• Prompt
Scan the lines below for the word "value". Copy each line you find it in.

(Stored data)

-=-=-

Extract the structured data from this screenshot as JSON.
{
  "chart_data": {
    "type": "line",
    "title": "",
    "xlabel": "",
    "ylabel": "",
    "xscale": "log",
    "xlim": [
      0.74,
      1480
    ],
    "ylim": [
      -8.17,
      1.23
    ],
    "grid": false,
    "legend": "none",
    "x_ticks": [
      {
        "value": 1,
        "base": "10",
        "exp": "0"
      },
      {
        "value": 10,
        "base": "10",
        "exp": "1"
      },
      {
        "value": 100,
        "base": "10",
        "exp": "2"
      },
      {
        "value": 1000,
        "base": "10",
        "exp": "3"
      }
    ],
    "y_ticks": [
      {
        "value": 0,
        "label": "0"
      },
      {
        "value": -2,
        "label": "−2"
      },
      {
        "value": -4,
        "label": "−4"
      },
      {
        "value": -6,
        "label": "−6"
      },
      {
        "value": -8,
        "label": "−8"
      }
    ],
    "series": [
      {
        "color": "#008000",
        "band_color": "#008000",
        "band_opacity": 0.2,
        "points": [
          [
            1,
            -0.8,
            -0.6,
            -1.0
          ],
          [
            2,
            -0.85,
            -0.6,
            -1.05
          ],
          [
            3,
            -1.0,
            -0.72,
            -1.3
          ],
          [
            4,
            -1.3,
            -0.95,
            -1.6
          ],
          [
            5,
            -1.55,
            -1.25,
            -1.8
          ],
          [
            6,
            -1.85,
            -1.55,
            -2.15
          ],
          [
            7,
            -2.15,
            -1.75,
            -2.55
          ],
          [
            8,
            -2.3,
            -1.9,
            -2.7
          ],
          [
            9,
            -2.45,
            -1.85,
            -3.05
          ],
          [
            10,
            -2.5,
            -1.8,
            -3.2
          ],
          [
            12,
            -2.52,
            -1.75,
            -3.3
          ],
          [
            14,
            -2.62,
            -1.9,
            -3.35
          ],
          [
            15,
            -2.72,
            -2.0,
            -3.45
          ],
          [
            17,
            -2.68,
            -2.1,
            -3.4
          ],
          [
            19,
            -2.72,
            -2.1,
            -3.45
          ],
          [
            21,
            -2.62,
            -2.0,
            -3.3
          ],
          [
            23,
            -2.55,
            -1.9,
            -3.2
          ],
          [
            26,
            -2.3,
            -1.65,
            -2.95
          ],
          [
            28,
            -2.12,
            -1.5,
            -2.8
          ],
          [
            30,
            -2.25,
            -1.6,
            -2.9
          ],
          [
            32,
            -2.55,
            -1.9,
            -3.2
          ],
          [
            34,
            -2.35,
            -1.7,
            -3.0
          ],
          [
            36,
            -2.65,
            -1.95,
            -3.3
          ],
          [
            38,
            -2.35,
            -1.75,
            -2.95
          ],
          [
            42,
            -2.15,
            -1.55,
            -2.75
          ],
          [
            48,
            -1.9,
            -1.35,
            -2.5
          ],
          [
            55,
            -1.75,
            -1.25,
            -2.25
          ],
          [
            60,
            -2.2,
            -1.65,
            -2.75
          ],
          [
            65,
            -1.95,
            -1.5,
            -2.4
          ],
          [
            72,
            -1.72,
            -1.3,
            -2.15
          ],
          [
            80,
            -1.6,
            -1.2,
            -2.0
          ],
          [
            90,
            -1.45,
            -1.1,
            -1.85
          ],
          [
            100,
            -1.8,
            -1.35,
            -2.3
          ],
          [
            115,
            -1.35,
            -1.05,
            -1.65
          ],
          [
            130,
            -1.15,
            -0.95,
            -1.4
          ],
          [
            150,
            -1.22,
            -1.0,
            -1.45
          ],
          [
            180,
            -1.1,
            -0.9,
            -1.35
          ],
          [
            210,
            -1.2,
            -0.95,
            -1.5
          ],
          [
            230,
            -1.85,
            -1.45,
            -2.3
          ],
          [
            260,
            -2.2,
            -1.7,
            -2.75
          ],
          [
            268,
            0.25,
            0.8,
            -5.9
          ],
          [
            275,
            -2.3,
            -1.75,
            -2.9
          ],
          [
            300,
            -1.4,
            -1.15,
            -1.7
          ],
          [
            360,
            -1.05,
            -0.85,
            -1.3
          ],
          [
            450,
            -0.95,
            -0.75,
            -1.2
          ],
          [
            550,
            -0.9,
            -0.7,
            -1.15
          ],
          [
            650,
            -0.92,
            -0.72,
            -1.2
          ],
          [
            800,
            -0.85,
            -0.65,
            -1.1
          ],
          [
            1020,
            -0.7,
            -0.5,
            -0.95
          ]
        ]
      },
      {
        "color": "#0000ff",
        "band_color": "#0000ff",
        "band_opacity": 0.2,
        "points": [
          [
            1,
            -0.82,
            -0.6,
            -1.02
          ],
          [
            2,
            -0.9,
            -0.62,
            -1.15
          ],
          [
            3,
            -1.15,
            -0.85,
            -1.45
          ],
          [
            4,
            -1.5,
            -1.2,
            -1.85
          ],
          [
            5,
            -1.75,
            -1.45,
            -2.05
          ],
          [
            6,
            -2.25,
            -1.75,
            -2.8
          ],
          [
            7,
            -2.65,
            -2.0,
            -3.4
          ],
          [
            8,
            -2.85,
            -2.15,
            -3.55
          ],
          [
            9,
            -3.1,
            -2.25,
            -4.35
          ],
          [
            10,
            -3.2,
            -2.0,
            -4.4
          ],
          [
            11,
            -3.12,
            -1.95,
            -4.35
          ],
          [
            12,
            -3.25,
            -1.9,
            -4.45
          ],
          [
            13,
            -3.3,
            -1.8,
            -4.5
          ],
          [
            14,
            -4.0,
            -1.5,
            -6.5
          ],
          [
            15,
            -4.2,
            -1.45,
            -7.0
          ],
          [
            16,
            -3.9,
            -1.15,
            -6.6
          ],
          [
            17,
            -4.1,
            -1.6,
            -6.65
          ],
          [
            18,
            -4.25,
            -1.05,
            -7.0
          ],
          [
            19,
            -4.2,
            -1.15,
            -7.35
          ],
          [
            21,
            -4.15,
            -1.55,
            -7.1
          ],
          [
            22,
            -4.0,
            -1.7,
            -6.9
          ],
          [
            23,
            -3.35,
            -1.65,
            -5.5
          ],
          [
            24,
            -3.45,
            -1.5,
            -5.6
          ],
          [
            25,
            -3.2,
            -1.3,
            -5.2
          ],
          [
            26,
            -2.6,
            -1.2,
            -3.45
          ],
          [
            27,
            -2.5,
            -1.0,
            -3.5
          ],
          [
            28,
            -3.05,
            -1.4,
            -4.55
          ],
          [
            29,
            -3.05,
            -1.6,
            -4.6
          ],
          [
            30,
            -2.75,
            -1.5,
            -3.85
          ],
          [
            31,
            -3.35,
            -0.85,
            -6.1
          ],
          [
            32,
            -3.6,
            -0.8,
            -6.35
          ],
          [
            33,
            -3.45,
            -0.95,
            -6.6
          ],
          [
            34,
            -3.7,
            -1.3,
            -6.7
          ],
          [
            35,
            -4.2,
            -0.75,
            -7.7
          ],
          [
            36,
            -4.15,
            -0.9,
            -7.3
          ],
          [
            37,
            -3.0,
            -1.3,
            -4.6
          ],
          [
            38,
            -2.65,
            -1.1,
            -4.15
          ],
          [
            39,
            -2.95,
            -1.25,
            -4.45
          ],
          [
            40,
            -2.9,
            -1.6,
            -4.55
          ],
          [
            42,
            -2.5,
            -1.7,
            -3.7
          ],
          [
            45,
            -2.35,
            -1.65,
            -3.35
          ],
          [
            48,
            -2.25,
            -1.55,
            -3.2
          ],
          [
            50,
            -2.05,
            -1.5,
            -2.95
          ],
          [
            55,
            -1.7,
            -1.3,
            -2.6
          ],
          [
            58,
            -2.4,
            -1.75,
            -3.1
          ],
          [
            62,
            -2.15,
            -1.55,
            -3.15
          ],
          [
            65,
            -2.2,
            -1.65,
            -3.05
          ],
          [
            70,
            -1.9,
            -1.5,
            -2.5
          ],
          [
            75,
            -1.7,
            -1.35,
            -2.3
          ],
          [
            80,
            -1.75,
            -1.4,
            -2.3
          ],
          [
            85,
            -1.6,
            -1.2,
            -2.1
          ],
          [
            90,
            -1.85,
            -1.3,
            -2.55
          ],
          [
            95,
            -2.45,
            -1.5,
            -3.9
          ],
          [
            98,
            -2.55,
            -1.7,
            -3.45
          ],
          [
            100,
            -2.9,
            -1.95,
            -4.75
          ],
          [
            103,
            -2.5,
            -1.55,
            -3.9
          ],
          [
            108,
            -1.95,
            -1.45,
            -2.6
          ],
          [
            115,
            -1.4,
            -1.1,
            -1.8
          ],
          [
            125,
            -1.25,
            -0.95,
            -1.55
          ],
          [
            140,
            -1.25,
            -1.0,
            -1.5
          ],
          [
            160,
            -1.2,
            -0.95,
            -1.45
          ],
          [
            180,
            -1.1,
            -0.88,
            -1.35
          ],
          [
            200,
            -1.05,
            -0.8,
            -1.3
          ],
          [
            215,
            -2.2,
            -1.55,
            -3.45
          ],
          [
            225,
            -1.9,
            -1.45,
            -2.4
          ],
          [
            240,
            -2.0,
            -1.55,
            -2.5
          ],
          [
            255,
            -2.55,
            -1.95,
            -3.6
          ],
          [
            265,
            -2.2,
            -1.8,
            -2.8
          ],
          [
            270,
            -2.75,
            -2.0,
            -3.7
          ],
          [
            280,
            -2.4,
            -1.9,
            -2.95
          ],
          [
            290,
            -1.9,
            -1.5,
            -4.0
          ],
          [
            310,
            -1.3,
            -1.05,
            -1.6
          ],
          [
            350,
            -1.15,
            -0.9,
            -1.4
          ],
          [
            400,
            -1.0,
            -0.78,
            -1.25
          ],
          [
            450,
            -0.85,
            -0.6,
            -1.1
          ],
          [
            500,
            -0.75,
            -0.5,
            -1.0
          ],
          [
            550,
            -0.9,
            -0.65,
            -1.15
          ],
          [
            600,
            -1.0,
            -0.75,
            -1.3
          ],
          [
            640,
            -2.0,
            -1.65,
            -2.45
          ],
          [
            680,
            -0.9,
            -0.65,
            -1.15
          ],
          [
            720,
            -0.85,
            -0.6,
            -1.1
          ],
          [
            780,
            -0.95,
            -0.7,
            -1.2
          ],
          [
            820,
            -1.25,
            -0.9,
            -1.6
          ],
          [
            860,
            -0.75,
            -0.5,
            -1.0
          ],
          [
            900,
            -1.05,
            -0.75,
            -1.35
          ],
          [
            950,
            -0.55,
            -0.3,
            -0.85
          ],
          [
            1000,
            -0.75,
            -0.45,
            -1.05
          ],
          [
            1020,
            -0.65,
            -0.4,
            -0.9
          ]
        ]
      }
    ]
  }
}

-=-=-

• Correct response
        "value": 1,
        "value": 10,
        "value": 100,
        "value": 1000,
        "value": 0,
        "value": -2,
        "value": -4,
        "value": -6,
        "value": -8,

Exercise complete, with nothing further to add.